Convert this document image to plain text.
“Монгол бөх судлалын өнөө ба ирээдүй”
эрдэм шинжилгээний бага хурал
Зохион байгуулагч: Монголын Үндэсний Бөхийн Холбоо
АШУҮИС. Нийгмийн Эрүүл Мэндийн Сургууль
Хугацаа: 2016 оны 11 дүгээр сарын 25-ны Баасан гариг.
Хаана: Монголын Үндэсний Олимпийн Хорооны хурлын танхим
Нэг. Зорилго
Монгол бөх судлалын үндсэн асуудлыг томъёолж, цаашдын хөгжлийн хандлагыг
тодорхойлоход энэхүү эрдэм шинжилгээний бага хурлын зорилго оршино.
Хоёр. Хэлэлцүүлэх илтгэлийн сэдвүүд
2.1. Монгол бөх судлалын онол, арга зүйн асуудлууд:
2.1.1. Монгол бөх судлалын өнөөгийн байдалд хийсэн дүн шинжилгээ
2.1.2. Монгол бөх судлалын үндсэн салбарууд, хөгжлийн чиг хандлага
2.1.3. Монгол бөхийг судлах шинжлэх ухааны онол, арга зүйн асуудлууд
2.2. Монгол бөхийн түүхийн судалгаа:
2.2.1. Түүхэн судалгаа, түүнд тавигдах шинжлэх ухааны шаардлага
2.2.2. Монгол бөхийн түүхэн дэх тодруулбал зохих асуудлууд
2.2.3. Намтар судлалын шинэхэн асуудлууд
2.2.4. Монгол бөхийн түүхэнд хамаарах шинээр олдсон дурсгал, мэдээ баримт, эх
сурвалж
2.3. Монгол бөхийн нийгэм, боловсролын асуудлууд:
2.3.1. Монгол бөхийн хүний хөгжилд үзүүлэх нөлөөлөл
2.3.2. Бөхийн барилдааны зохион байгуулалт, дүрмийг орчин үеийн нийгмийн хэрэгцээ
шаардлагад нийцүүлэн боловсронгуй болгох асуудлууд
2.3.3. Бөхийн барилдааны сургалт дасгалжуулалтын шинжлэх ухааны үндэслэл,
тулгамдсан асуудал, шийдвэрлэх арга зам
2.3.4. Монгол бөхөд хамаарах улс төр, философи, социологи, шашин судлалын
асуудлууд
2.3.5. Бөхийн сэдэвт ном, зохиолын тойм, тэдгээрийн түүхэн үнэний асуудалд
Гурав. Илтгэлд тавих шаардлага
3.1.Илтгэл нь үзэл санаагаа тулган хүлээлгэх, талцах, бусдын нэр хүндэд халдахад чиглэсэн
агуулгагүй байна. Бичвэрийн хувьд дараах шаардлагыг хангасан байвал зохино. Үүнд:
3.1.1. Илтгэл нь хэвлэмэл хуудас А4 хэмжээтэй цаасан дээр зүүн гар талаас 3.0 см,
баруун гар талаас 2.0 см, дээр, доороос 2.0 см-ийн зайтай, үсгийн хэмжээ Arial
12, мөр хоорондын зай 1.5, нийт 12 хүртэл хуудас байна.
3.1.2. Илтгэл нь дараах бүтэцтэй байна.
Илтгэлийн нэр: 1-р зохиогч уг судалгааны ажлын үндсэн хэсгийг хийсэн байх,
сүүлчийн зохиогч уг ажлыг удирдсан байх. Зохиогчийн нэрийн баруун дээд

=-=-=-=-=

INSTRUCTION: From the entries, report each line that includes the word "зохиогч".

THE RESPONSE:
Илтгэлийн нэр: 1-р зохиогч уг судалгааны ажлын үндсэн хэсгийг хийсэн байх,
сүүлчийн зохиогч уг ажлыг удирдсан байх. Зохиогчийн нэрийн баруун дээд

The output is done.